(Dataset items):
* * * *

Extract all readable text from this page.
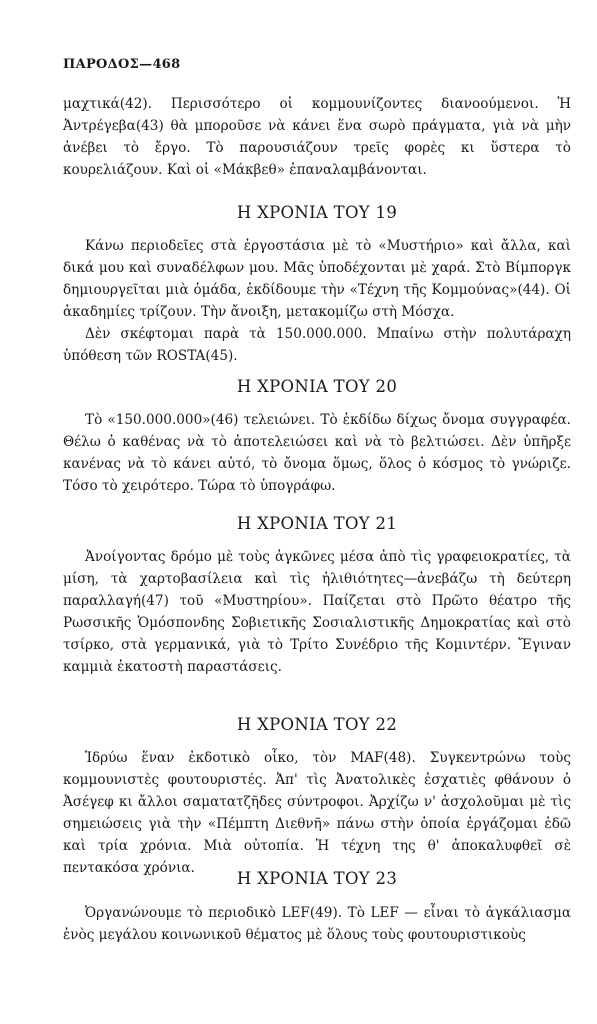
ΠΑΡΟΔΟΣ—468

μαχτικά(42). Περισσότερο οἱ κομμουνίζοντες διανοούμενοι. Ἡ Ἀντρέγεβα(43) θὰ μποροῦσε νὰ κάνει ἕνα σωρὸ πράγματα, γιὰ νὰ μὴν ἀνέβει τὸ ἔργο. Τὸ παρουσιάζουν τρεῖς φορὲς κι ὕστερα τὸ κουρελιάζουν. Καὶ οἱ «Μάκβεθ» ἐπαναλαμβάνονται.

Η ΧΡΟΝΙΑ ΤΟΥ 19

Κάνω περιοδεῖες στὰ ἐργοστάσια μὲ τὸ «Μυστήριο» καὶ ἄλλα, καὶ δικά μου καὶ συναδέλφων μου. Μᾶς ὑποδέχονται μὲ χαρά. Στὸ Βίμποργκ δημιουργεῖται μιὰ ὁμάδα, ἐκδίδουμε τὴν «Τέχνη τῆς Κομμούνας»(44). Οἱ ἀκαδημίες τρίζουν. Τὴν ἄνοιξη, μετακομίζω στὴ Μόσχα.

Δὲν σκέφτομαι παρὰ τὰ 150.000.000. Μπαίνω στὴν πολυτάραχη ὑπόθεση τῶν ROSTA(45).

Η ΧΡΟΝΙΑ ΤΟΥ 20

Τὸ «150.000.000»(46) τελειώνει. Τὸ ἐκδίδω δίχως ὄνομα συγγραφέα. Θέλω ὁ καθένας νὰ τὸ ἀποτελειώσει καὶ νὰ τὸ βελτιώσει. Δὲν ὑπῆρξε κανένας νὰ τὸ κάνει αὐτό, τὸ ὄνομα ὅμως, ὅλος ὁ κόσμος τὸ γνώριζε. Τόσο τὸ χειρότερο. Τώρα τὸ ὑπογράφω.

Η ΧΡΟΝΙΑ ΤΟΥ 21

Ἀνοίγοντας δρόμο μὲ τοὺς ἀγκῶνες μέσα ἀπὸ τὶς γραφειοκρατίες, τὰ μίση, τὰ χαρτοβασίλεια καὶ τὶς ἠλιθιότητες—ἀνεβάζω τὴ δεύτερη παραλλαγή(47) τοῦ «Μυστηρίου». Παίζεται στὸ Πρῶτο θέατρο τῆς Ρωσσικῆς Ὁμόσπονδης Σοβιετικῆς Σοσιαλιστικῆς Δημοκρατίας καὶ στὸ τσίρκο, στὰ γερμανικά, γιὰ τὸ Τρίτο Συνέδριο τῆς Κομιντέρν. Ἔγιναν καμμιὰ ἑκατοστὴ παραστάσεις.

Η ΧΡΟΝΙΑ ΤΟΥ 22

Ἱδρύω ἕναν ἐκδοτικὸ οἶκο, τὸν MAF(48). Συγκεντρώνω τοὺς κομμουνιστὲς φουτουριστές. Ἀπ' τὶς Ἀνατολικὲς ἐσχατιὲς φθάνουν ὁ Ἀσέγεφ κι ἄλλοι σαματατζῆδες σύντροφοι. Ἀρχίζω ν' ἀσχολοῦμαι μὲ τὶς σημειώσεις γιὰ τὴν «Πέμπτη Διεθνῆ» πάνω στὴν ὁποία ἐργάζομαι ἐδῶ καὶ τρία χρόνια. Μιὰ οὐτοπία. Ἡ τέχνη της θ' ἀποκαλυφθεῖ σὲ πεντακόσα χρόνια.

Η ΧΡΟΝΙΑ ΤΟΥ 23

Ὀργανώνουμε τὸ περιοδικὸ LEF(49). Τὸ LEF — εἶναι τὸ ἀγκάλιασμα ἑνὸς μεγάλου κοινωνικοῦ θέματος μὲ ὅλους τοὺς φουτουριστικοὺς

* * * *

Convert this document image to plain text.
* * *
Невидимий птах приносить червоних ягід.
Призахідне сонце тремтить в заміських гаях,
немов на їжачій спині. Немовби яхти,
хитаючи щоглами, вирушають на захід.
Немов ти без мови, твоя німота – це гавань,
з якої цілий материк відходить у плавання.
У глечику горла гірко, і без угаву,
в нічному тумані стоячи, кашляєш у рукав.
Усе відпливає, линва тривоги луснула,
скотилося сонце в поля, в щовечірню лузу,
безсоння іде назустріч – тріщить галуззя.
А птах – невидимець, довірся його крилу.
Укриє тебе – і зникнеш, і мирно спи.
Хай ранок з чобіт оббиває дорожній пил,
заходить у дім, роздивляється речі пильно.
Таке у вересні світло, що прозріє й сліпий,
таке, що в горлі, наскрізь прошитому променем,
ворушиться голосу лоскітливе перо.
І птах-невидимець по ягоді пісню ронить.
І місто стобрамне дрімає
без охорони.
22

* * * *

(Stated exercise): Copy each line of the listing that contains the string "κάνει".

(Exercise solution):
μαχτικά(42). Περισσότερο οἱ κομμουνίζοντες διανοούμενοι. Ἡ Ἀντρέγεβα(43) θὰ μποροῦσε νὰ κάνει ἕνα σωρὸ πράγματα, γιὰ νὰ μὴν ἀνέβει τὸ ἔργο. Τὸ παρουσιάζουν τρεῖς φορὲς κι ὕστερα τὸ κουρελιάζουν. Καὶ οἱ «Μάκβεθ» ἐπαναλαμβάνονται.
Τὸ «150.000.000»(46) τελειώνει. Τὸ ἐκδίδω δίχως ὄνομα συγγραφέα. Θέλω ὁ καθένας νὰ τὸ ἀποτελειώσει καὶ νὰ τὸ βελτιώσει. Δὲν ὑπῆρξε κανένας νὰ τὸ κάνει αὐτό, τὸ ὄνομα ὅμως, ὅλος ὁ κόσμος τὸ γνώριζε. Τόσο τὸ χειρότερο. Τώρα τὸ ὑπογράφω.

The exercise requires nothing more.